[Dataset rows about figures]
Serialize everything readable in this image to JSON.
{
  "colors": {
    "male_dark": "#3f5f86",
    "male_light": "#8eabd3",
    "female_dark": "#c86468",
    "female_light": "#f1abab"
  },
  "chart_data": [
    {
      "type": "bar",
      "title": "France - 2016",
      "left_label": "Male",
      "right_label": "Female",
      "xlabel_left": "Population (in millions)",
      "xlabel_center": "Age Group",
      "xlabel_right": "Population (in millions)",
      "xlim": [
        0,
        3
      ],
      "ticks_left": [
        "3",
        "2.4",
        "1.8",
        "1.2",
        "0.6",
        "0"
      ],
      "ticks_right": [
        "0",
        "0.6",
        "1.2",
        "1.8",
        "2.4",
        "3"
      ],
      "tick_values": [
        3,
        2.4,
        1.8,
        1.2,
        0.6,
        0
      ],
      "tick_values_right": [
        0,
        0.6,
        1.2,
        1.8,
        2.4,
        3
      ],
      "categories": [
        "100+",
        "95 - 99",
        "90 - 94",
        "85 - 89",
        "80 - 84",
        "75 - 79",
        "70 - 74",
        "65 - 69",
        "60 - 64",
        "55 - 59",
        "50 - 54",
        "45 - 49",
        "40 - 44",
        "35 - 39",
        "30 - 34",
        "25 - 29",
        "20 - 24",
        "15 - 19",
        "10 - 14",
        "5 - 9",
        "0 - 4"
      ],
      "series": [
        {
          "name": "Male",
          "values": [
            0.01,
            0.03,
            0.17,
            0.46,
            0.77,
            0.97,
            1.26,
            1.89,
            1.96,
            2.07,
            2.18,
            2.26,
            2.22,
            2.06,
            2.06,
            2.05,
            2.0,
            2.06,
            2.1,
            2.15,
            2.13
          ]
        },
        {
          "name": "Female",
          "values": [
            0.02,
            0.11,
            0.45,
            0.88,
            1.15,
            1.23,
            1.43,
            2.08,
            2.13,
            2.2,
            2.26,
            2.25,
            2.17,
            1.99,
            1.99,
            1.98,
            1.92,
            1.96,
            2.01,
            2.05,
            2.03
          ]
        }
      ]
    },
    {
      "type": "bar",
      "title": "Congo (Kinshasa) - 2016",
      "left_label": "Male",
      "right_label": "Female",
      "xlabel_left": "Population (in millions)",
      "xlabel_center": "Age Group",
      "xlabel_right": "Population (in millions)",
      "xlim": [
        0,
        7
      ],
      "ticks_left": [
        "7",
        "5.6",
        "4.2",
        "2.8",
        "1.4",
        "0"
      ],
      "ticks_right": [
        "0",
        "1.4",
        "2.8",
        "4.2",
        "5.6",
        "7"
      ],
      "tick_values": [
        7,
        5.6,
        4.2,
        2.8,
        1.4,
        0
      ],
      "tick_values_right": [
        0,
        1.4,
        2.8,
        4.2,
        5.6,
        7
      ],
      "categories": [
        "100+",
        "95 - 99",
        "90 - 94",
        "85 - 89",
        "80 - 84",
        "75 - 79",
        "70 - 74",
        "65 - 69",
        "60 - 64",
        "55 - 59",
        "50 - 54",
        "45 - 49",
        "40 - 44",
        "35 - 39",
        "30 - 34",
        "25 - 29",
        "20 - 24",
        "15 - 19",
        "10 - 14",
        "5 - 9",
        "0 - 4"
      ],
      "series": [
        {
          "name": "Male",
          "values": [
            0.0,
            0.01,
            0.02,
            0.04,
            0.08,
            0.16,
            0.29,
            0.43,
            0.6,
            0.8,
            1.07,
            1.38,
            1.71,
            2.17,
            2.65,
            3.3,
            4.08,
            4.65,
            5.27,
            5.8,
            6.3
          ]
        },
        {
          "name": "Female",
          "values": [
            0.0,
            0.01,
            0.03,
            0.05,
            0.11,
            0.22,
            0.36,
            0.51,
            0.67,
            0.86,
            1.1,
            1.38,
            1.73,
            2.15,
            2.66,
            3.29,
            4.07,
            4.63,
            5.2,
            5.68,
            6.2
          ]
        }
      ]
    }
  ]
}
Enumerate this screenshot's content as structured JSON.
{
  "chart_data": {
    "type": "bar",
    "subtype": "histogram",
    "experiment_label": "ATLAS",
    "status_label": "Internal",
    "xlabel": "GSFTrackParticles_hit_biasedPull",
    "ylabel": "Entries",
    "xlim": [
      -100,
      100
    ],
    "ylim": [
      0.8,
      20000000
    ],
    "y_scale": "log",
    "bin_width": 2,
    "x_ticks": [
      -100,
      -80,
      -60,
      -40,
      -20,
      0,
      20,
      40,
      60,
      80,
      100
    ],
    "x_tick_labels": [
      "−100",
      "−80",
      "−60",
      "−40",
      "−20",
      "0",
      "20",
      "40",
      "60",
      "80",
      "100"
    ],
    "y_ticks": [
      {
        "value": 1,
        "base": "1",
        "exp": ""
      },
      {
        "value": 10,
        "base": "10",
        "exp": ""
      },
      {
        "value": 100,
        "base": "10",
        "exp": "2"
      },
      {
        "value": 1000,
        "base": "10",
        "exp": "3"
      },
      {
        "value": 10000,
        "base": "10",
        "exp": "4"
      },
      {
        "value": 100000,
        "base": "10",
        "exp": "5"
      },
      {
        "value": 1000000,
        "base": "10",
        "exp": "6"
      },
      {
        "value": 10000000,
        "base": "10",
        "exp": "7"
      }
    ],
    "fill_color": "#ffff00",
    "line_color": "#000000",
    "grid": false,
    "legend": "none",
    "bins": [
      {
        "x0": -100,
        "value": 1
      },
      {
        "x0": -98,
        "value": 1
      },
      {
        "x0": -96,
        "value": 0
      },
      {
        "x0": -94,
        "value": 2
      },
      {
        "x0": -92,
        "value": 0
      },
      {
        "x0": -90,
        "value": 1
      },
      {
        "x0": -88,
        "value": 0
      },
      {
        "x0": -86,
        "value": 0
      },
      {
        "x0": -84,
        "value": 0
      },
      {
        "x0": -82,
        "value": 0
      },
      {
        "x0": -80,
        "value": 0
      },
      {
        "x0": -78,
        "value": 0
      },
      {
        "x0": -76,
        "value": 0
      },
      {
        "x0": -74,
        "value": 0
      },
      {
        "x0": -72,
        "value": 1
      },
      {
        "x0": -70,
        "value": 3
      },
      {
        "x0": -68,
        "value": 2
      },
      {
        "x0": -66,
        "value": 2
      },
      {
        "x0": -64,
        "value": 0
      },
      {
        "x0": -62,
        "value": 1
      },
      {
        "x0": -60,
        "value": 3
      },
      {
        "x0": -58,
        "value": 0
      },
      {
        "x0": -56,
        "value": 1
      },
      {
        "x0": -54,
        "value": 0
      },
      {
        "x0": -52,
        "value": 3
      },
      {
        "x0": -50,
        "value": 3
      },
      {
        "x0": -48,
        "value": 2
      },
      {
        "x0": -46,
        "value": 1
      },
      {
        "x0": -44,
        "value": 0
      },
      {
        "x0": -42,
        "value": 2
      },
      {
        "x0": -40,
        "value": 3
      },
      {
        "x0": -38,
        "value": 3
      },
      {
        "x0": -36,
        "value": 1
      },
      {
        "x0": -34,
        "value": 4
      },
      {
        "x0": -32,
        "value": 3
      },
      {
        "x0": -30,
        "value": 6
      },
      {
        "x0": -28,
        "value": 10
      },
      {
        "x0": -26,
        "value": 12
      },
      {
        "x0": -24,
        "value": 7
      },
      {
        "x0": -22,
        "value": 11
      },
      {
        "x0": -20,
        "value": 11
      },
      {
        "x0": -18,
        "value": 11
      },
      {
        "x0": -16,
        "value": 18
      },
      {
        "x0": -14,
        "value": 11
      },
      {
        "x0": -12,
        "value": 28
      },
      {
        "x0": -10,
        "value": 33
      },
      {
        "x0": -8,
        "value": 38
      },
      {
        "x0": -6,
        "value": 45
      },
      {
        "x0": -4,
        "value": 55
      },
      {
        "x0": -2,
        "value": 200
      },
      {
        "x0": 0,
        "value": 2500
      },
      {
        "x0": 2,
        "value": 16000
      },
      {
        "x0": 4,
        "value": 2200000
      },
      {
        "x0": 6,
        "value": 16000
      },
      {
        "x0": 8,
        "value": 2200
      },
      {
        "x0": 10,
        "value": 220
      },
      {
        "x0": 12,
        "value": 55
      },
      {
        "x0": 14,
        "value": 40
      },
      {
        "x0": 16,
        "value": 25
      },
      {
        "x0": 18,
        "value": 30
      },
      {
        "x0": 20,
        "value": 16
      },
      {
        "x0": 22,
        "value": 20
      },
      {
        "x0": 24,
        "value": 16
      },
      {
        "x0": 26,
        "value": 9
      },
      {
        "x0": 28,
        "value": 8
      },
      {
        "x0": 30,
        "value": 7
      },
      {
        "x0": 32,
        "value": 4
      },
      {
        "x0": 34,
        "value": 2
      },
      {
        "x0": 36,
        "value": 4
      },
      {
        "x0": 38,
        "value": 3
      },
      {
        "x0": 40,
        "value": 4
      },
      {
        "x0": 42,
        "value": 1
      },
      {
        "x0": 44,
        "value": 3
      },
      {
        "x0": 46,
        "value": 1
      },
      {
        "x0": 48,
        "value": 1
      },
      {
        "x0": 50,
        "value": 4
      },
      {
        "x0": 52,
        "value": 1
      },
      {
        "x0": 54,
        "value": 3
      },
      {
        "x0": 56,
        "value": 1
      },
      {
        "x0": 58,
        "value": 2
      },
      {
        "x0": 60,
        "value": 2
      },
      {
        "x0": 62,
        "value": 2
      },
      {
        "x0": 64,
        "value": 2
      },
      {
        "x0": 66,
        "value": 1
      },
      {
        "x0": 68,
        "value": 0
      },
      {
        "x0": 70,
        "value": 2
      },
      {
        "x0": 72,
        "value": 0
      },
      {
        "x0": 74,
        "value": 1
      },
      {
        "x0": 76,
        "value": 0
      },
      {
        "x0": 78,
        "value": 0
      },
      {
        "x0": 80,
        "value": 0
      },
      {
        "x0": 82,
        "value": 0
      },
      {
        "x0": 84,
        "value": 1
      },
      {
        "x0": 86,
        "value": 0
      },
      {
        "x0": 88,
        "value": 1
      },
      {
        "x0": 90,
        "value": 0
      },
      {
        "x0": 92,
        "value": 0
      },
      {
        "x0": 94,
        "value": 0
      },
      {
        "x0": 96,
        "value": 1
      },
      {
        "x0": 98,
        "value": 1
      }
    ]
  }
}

• **OBJECTIVE**: Copy every line from the entries that contains the word "JSON".

• **WRITTEN SOLUTION**:
Serialize everything readable in this image to JSON.
Enumerate this screenshot's content as structured JSON.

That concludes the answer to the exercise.